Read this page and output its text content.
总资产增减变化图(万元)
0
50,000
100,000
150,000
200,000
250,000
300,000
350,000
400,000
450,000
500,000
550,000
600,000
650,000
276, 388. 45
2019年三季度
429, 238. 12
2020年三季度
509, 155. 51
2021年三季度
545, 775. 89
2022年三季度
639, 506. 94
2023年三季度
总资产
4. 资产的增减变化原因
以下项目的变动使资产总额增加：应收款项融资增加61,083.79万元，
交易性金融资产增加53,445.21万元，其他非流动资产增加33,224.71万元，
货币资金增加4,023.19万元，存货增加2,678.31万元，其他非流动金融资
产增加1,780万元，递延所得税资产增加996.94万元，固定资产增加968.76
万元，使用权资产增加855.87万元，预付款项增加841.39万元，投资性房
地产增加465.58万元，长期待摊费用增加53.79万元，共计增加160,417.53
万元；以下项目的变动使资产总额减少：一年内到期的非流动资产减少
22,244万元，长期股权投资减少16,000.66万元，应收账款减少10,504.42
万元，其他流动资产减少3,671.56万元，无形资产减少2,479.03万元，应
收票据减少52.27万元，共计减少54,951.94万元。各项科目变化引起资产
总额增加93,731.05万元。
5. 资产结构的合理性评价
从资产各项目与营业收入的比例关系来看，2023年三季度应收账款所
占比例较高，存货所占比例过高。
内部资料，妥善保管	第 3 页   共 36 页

GOAL OF THE EXERCISE
Return the entries above exactly as they appear.

ANSWER TO THE PROBLEM
Read this page and output its text content.
总资产增减变化图(万元)
0
50,000
100,000
150,000
200,000
250,000
300,000
350,000
400,000
450,000
500,000
550,000
600,000
650,000
276, 388. 45
2019年三季度
429, 238. 12
2020年三季度
509, 155. 51
2021年三季度
545, 775. 89
2022年三季度
639, 506. 94
2023年三季度
总资产
4. 资产的增减变化原因
以下项目的变动使资产总额增加：应收款项融资增加61,083.79万元，
交易性金融资产增加53,445.21万元，其他非流动资产增加33,224.71万元，
货币资金增加4,023.19万元，存货增加2,678.31万元，其他非流动金融资
产增加1,780万元，递延所得税资产增加996.94万元，固定资产增加968.76
万元，使用权资产增加855.87万元，预付款项增加841.39万元，投资性房
地产增加465.58万元，长期待摊费用增加53.79万元，共计增加160,417.53
万元；以下项目的变动使资产总额减少：一年内到期的非流动资产减少
22,244万元，长期股权投资减少16,000.66万元，应收账款减少10,504.42
万元，其他流动资产减少3,671.56万元，无形资产减少2,479.03万元，应
收票据减少52.27万元，共计减少54,951.94万元。各项科目变化引起资产
总额增加93,731.05万元。
5. 资产结构的合理性评价
从资产各项目与营业收入的比例关系来看，2023年三季度应收账款所
占比例较高，存货所占比例过高。
内部资料，妥善保管	第 3 页   共 36 页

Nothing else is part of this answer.